══ Dataset content

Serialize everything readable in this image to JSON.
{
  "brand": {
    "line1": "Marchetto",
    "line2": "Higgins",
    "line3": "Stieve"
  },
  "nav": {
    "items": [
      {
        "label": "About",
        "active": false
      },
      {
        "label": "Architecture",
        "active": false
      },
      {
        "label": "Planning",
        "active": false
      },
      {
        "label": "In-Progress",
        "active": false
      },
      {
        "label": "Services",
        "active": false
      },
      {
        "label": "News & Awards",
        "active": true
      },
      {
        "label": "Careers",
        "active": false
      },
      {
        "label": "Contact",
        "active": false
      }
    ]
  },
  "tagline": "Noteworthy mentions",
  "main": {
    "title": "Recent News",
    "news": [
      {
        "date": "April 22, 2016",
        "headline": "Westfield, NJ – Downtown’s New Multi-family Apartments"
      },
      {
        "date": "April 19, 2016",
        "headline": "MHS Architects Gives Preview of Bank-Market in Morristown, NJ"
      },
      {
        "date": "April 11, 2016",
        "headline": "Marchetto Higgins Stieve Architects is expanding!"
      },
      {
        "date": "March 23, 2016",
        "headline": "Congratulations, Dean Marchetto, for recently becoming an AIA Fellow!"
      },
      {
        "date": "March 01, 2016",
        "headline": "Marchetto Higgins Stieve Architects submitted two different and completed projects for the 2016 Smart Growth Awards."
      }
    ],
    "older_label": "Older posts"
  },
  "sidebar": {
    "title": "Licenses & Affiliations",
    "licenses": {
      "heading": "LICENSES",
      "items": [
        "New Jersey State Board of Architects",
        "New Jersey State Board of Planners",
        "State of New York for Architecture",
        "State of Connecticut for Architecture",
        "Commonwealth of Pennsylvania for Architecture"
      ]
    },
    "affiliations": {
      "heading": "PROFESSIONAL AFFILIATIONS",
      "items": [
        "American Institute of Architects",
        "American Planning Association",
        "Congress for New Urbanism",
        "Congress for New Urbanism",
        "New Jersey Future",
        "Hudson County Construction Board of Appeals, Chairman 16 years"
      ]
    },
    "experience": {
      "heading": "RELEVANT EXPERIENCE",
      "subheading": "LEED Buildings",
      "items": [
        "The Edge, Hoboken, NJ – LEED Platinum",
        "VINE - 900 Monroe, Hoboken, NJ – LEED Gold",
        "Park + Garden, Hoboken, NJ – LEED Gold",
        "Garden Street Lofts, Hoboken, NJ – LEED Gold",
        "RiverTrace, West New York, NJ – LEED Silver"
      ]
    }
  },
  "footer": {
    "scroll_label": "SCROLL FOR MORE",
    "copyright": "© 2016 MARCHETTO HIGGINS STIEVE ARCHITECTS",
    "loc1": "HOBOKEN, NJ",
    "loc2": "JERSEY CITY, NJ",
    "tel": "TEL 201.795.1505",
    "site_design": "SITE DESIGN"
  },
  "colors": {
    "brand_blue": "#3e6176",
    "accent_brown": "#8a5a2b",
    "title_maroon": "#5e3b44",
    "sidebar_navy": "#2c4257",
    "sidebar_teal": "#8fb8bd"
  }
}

════

▶ [Short problem]: Return all lines containing the word "York".

▶ [Expected output]:
        "State of New York for Architecture",
        "RiverTrace, West New York, NJ – LEED Silver"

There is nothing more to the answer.